▶ **WHAT YOU HAVE TO DO**:
From the listing below, copy every line with the word "bottom".

Raw records
####################
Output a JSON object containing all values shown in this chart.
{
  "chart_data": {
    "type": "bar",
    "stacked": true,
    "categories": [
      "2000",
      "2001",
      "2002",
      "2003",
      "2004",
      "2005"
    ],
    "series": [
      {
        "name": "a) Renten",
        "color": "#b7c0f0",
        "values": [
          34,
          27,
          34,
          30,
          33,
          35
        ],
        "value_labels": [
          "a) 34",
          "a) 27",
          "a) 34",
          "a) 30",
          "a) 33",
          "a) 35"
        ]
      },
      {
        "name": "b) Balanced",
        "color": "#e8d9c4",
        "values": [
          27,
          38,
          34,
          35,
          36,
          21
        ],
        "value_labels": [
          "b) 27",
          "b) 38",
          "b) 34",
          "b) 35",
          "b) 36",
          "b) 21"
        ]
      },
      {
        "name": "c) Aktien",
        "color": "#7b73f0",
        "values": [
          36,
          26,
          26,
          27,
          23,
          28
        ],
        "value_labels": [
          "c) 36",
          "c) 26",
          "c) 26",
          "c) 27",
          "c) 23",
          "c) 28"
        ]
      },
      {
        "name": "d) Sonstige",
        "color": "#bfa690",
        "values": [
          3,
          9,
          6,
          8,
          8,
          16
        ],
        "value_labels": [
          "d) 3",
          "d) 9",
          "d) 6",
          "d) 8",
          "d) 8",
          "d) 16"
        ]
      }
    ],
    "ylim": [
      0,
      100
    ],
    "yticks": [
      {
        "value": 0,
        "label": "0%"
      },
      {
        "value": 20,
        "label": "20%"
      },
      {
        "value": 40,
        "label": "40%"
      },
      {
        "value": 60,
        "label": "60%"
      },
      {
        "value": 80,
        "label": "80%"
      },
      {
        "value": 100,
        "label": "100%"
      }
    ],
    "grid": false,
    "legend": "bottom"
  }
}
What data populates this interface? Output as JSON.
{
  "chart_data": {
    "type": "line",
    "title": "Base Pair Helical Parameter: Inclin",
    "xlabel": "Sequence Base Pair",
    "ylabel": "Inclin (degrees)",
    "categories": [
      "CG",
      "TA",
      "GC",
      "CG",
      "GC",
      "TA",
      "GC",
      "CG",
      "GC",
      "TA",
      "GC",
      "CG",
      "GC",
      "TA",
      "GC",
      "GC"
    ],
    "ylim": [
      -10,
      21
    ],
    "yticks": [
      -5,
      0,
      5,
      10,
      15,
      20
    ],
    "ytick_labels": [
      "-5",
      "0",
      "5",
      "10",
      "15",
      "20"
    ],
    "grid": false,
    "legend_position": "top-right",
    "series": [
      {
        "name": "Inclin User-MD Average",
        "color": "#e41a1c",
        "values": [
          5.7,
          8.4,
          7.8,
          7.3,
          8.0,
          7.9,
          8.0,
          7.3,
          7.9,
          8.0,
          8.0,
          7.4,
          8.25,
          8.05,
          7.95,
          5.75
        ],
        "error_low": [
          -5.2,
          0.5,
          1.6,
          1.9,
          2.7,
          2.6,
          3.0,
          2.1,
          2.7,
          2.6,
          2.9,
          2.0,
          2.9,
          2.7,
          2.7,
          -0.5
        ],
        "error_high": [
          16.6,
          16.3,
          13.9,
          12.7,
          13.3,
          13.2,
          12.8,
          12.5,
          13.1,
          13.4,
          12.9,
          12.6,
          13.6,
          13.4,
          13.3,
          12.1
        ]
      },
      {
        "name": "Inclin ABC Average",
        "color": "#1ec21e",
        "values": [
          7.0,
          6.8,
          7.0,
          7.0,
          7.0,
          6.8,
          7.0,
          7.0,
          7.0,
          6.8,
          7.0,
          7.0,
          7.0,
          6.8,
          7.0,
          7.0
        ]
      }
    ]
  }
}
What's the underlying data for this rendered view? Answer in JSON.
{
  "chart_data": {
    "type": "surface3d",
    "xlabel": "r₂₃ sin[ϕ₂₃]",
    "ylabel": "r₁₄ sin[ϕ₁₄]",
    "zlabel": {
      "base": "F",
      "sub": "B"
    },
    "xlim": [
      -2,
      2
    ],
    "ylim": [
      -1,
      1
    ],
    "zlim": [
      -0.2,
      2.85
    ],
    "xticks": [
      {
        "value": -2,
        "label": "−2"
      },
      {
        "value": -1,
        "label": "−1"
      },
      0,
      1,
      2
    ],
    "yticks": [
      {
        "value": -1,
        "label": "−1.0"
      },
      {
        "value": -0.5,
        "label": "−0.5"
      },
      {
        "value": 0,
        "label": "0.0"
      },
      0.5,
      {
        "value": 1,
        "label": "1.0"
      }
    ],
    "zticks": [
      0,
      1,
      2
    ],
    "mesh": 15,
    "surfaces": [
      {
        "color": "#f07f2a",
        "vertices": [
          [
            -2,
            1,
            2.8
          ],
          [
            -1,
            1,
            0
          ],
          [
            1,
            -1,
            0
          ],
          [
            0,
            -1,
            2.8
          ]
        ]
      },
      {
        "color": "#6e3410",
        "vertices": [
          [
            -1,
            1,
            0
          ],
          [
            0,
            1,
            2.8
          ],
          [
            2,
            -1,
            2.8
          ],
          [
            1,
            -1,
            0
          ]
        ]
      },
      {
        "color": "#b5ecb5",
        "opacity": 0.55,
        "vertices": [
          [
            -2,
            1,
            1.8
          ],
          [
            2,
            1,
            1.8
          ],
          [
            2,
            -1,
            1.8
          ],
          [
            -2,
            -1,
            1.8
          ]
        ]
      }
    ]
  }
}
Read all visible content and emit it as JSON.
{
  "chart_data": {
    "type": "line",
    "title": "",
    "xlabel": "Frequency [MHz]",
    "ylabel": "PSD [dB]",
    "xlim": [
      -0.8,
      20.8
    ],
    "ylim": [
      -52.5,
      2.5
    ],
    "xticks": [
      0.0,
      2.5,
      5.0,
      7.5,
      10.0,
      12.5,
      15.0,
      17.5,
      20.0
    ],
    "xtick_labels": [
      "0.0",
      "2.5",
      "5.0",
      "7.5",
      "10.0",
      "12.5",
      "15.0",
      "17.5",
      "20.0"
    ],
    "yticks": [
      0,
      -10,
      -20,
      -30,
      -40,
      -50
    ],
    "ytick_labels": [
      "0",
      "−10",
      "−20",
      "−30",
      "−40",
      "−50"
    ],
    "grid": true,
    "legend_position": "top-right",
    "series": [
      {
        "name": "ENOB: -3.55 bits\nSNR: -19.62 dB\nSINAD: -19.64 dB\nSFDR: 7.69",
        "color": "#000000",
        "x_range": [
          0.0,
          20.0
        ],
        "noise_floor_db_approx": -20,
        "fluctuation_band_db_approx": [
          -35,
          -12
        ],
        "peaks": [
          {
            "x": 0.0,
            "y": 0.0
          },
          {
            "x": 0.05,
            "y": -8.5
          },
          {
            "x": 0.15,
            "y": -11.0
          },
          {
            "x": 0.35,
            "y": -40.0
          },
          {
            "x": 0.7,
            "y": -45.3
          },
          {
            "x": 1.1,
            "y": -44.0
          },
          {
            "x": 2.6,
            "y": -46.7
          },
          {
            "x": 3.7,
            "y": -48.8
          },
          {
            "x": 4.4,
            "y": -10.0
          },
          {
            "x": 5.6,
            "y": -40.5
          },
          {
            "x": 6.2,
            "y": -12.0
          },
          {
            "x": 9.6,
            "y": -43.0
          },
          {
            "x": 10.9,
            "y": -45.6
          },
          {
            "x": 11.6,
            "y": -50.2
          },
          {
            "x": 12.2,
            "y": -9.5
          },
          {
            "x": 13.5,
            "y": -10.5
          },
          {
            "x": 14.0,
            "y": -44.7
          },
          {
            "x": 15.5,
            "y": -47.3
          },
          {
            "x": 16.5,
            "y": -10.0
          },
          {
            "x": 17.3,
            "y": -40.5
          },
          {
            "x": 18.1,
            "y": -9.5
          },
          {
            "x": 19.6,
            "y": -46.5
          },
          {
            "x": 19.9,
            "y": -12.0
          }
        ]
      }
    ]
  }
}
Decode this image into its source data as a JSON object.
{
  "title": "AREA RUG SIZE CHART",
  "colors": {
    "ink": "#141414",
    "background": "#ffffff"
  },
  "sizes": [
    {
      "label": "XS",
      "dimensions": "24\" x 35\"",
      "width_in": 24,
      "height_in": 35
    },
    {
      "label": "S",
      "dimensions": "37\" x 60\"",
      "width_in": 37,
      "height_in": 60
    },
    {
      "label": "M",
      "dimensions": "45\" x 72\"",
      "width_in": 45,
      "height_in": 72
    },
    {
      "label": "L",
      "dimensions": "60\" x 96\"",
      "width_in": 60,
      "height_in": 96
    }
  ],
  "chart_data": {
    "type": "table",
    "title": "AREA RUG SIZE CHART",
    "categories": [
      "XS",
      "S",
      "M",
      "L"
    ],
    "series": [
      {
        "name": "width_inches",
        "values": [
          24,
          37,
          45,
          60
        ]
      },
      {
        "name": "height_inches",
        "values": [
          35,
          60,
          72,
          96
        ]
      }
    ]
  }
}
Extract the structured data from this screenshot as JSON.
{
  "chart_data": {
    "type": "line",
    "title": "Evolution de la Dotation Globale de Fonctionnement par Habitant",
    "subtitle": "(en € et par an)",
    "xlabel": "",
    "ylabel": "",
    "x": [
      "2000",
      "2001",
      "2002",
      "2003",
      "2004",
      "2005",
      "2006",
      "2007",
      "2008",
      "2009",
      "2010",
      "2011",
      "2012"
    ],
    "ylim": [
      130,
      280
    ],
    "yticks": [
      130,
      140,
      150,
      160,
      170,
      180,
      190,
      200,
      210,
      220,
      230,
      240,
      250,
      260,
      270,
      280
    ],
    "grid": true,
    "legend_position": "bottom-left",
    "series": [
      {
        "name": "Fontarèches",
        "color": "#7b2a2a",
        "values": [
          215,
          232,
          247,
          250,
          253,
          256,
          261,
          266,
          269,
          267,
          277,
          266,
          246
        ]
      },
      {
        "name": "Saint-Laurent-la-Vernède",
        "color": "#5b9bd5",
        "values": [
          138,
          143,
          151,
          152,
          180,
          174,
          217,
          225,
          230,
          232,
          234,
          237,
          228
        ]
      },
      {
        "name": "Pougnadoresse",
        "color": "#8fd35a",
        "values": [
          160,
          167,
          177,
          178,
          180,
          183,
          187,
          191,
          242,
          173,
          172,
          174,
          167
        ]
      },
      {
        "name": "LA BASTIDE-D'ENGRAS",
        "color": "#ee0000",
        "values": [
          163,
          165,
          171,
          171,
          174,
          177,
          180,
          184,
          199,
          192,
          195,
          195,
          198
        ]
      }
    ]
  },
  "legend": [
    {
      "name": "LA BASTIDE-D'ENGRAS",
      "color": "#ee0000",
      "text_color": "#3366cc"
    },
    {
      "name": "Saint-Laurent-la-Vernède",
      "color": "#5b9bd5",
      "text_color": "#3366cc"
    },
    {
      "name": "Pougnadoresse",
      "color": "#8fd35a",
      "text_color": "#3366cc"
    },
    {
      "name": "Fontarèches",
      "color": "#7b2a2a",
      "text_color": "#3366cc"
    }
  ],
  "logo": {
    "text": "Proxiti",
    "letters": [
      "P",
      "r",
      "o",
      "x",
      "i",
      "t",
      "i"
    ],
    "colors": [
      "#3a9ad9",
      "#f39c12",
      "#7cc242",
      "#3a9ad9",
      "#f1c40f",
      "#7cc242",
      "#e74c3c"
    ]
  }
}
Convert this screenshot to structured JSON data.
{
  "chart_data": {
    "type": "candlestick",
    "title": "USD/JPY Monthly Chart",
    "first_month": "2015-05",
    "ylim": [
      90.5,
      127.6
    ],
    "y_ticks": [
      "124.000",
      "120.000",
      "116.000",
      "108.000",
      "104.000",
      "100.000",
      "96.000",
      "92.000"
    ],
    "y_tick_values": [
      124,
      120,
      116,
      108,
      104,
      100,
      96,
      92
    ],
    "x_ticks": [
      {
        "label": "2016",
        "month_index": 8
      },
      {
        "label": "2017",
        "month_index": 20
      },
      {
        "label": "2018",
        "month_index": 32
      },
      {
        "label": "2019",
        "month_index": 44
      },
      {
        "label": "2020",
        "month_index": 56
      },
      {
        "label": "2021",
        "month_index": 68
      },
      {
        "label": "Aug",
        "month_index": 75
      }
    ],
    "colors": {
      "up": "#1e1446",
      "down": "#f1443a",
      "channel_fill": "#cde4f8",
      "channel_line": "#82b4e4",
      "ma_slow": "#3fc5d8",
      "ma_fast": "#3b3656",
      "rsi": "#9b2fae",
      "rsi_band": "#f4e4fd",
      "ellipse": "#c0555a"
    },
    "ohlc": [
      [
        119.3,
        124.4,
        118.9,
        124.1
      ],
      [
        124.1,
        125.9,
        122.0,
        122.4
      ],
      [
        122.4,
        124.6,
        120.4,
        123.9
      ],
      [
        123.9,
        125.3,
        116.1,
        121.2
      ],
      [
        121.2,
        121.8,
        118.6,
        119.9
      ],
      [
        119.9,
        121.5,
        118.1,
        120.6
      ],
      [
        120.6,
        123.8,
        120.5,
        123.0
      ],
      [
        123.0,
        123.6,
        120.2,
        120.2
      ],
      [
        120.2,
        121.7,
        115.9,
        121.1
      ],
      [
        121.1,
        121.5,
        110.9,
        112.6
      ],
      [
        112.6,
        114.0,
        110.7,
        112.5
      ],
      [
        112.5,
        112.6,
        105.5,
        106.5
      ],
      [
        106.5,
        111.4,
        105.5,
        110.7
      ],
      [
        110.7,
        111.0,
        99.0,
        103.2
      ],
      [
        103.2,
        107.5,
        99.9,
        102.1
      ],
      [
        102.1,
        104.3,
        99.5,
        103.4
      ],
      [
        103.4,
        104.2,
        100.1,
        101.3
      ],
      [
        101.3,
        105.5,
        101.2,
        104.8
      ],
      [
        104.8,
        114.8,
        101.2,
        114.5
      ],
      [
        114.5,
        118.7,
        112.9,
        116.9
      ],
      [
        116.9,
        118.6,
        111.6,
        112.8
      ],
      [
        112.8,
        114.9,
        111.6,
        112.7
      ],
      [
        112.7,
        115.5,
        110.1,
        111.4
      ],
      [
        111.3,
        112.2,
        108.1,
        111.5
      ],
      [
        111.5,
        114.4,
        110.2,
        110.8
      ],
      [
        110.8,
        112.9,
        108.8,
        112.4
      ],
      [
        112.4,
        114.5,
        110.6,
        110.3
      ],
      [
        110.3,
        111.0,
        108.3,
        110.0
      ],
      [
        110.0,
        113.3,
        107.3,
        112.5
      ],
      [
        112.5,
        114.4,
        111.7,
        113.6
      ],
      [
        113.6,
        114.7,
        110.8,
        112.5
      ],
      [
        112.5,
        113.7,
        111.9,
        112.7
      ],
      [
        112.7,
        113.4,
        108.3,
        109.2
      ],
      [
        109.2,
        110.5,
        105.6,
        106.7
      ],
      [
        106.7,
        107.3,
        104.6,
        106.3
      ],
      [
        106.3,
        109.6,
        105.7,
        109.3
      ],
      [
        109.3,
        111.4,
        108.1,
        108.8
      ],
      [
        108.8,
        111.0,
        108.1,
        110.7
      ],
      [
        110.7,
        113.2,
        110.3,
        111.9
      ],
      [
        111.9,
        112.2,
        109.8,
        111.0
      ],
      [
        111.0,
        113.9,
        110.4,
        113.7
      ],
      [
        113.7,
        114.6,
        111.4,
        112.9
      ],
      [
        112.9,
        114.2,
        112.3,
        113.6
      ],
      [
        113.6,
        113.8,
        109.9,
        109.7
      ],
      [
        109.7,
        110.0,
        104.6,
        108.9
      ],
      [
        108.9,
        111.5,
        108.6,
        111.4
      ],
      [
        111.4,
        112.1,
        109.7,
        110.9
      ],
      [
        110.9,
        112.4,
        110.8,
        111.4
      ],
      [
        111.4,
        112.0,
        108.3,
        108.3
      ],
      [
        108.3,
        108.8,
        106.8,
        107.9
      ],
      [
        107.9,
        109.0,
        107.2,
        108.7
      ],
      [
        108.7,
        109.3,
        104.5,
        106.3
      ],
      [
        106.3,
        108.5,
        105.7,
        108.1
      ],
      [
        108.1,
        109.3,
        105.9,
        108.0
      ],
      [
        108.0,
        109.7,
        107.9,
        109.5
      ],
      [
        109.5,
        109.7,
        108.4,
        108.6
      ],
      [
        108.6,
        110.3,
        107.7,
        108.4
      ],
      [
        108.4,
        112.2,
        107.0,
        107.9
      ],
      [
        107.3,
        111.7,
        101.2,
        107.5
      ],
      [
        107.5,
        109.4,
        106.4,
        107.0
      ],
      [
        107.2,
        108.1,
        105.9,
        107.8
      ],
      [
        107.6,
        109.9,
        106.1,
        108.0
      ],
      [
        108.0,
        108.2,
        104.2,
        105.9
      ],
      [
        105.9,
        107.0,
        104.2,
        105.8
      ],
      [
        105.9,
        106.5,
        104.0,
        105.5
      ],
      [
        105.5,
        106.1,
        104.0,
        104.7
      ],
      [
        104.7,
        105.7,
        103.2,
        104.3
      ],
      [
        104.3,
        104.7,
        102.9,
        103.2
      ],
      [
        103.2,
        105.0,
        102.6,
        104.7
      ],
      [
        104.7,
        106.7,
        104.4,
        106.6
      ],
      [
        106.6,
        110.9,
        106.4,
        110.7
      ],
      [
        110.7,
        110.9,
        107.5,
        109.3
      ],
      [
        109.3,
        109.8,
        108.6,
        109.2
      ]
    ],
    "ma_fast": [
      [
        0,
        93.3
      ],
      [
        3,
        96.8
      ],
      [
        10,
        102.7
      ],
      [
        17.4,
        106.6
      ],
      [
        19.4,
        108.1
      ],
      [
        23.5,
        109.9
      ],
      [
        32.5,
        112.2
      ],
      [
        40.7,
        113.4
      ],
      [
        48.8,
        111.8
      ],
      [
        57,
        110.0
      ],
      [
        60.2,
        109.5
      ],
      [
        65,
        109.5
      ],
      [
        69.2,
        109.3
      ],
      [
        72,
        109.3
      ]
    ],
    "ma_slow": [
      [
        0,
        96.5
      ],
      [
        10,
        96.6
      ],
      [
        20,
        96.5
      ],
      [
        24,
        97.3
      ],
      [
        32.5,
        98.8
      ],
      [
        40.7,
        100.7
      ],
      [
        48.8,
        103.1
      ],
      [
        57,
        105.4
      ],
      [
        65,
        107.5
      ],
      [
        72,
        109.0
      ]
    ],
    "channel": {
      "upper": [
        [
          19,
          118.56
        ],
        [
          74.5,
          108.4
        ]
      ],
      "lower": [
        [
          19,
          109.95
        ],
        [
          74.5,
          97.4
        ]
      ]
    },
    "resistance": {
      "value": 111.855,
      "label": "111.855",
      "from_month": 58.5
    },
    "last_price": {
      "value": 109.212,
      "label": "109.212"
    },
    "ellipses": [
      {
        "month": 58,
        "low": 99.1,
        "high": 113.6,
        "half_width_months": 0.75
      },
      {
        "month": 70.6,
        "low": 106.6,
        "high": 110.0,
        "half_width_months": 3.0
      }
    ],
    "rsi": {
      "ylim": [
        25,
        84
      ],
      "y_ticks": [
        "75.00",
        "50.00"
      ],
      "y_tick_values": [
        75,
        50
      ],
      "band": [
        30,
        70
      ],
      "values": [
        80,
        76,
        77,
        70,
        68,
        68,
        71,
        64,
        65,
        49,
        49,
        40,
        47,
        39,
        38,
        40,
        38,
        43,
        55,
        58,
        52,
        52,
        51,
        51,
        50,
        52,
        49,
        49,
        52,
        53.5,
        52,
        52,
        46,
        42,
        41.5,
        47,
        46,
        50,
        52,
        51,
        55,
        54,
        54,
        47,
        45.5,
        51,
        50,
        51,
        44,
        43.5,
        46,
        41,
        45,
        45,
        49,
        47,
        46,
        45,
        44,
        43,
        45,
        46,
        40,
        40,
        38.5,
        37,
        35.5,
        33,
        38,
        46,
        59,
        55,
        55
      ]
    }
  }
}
####################
▶ **ANSWER FOR THIS EXERCISE**:
    "legend": "bottom"
    "legend_position": "bottom-left",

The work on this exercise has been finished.